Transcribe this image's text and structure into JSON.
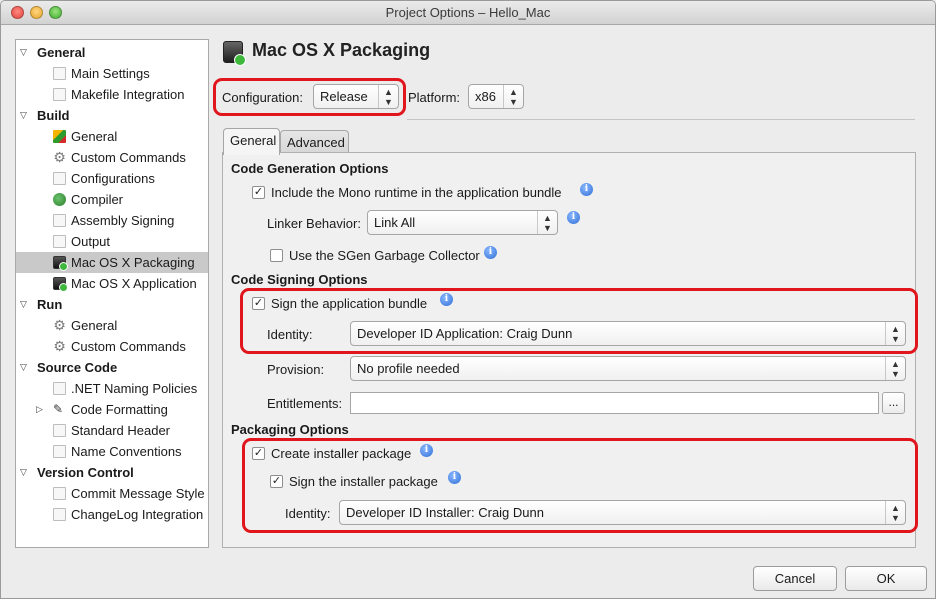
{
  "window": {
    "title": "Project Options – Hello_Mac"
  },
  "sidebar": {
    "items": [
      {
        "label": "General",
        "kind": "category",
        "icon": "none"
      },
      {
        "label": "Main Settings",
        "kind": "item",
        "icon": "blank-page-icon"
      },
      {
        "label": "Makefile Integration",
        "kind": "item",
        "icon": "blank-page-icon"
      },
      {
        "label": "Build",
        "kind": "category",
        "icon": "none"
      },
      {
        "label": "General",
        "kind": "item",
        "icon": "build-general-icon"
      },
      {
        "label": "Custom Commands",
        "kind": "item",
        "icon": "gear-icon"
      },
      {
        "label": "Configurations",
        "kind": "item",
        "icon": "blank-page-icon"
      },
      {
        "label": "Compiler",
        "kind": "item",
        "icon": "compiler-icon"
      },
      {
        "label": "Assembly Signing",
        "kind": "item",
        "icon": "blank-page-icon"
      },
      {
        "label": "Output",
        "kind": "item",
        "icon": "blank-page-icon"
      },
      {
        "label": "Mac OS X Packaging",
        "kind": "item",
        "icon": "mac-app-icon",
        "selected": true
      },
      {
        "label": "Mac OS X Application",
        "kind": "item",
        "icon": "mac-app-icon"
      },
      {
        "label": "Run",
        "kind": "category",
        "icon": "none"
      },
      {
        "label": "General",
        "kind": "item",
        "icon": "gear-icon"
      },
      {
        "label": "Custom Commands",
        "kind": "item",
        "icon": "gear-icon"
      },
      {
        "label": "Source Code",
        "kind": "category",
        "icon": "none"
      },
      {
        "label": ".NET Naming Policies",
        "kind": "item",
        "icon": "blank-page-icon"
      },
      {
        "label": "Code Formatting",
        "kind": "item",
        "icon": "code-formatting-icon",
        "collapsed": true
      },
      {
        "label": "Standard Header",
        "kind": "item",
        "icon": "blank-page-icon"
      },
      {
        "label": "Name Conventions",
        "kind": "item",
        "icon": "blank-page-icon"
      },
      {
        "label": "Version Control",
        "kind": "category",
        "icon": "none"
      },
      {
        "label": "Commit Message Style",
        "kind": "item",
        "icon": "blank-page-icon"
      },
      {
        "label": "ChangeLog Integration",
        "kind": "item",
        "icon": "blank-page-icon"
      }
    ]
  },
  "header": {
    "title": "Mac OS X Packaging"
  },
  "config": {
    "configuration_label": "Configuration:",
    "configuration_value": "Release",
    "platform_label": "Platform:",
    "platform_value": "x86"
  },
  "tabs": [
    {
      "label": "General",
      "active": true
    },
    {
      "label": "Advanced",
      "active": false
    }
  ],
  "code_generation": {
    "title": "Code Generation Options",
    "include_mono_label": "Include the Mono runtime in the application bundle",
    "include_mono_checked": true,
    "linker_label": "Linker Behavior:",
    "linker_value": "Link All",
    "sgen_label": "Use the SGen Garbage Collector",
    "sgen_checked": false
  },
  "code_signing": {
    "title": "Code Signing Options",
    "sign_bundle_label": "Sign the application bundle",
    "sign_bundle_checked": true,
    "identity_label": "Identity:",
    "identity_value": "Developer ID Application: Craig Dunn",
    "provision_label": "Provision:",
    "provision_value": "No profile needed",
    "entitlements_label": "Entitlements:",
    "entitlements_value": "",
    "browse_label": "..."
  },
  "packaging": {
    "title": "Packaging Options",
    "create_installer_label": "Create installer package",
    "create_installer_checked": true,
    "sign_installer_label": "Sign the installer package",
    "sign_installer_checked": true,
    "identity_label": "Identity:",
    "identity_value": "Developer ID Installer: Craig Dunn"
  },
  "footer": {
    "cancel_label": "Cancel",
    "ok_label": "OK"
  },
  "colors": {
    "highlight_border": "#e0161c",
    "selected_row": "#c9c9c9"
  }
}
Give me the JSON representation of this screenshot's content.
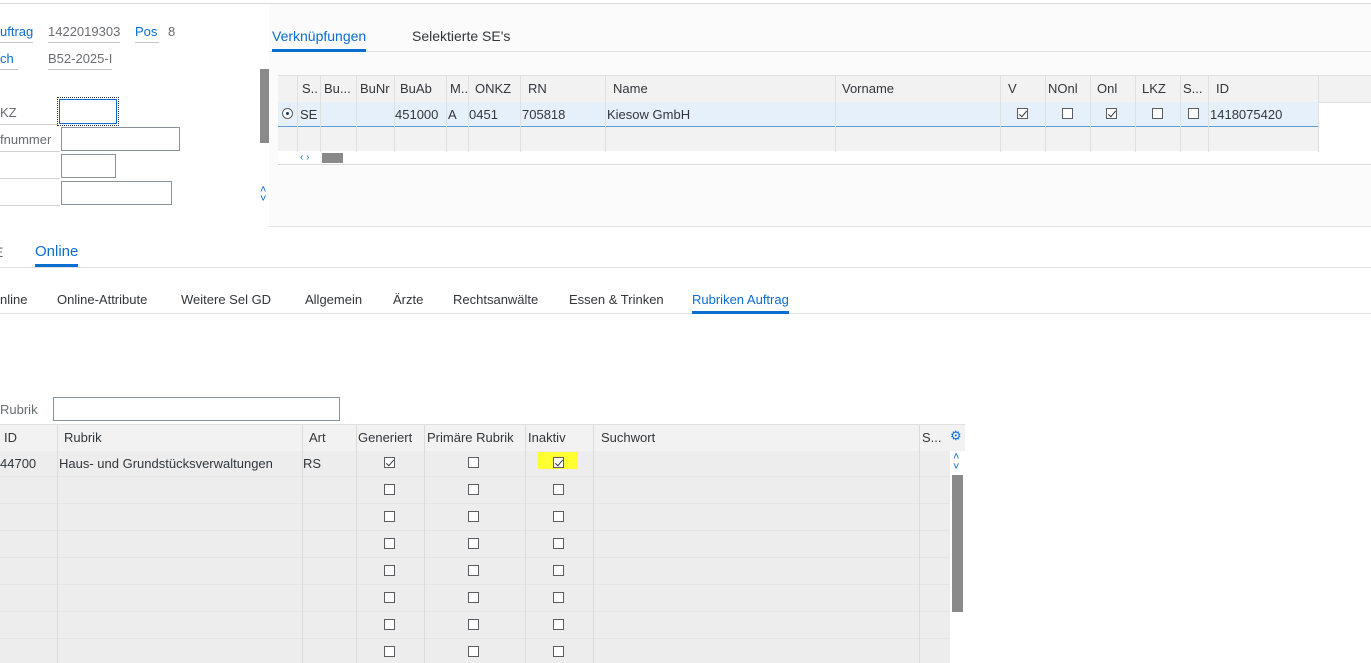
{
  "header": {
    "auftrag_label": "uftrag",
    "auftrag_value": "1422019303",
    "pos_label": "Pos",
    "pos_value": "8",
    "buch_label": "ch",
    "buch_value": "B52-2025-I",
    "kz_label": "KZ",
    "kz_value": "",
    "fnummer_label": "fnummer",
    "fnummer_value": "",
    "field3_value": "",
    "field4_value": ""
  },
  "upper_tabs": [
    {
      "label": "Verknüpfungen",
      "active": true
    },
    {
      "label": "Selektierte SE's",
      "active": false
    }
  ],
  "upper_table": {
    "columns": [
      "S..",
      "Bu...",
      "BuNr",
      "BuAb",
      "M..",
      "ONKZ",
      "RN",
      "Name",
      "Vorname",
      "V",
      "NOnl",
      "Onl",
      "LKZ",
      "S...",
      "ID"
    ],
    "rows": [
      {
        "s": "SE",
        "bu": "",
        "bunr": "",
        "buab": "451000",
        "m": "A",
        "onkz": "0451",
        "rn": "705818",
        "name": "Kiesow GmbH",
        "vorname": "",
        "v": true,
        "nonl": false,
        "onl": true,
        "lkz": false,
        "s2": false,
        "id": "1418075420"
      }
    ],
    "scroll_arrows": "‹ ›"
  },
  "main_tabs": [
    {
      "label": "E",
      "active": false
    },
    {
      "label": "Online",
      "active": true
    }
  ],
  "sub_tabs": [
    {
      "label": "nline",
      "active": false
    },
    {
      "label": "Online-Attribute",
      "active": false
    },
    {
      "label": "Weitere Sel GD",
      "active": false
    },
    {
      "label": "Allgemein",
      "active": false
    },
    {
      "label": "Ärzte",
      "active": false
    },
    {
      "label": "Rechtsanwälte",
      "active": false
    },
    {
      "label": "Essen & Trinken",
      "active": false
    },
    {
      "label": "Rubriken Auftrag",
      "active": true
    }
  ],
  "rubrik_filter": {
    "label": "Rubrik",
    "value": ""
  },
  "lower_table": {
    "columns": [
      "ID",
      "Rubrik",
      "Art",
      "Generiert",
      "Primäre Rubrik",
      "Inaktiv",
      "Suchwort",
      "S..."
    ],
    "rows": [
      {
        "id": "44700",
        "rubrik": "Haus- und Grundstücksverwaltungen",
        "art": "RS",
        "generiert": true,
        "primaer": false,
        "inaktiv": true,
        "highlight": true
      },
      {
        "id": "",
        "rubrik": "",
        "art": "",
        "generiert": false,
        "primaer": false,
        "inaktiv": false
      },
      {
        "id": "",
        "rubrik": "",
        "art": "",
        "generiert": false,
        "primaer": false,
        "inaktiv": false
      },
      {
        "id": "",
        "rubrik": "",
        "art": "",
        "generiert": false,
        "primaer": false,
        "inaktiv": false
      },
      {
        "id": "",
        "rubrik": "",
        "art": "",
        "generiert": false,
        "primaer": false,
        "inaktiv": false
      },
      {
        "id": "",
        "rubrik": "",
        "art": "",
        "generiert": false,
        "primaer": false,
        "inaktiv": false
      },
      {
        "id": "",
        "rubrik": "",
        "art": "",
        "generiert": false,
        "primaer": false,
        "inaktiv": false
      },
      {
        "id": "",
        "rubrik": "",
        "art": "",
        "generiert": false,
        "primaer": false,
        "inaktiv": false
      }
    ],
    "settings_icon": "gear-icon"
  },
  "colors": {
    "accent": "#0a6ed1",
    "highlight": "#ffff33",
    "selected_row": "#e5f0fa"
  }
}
+ + + +
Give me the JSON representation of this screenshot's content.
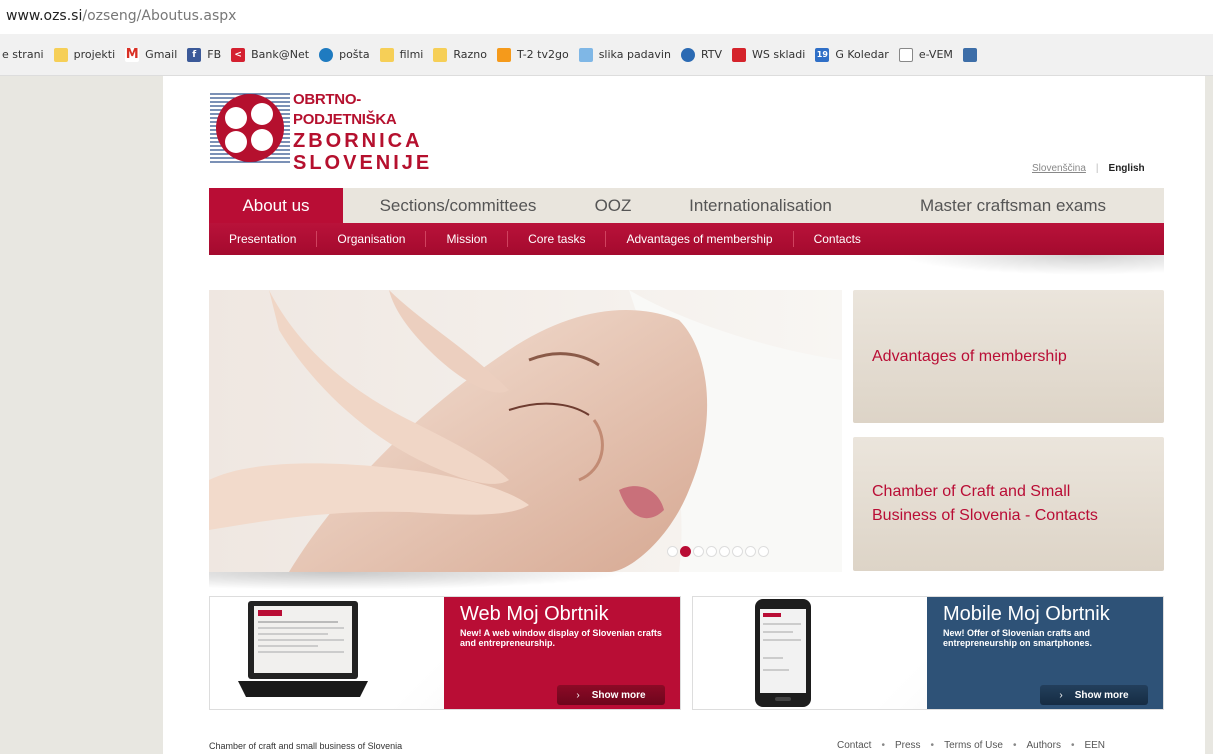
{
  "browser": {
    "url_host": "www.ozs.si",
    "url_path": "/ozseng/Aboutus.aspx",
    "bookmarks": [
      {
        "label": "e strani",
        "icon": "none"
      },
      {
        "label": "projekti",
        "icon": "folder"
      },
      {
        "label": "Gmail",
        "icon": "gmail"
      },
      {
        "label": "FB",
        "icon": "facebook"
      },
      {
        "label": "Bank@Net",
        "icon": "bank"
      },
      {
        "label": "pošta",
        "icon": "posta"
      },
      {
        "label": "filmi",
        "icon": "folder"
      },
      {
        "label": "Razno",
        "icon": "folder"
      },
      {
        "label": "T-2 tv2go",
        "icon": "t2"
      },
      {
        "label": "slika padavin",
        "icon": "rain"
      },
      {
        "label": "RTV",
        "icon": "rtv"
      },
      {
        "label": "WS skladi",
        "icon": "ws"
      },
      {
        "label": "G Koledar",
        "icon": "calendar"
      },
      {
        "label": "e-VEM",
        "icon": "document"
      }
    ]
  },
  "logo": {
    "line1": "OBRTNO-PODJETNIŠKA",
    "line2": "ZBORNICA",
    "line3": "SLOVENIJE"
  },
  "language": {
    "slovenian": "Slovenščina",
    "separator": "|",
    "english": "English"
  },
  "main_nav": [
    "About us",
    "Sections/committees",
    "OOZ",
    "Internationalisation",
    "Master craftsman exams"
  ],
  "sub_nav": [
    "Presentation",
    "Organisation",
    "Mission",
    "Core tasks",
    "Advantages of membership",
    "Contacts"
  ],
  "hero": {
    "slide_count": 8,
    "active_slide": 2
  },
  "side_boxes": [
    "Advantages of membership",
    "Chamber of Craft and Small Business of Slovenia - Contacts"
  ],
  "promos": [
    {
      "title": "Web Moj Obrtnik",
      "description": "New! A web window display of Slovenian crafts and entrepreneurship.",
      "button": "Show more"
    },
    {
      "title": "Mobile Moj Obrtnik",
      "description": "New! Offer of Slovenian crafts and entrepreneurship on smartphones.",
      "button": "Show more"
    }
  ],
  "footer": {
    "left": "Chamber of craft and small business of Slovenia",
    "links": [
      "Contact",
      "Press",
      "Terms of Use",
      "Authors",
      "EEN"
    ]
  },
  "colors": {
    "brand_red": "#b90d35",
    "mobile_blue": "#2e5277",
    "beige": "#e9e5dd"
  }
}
+ + + +
[Goal of the exercise]
In the entries above, find each line with the word "Developer" and show it.

[Final result]
    "identity_value": "Developer ID Application: Craig Dunn",
    "identity_value": "Developer ID Installer: Craig Dunn"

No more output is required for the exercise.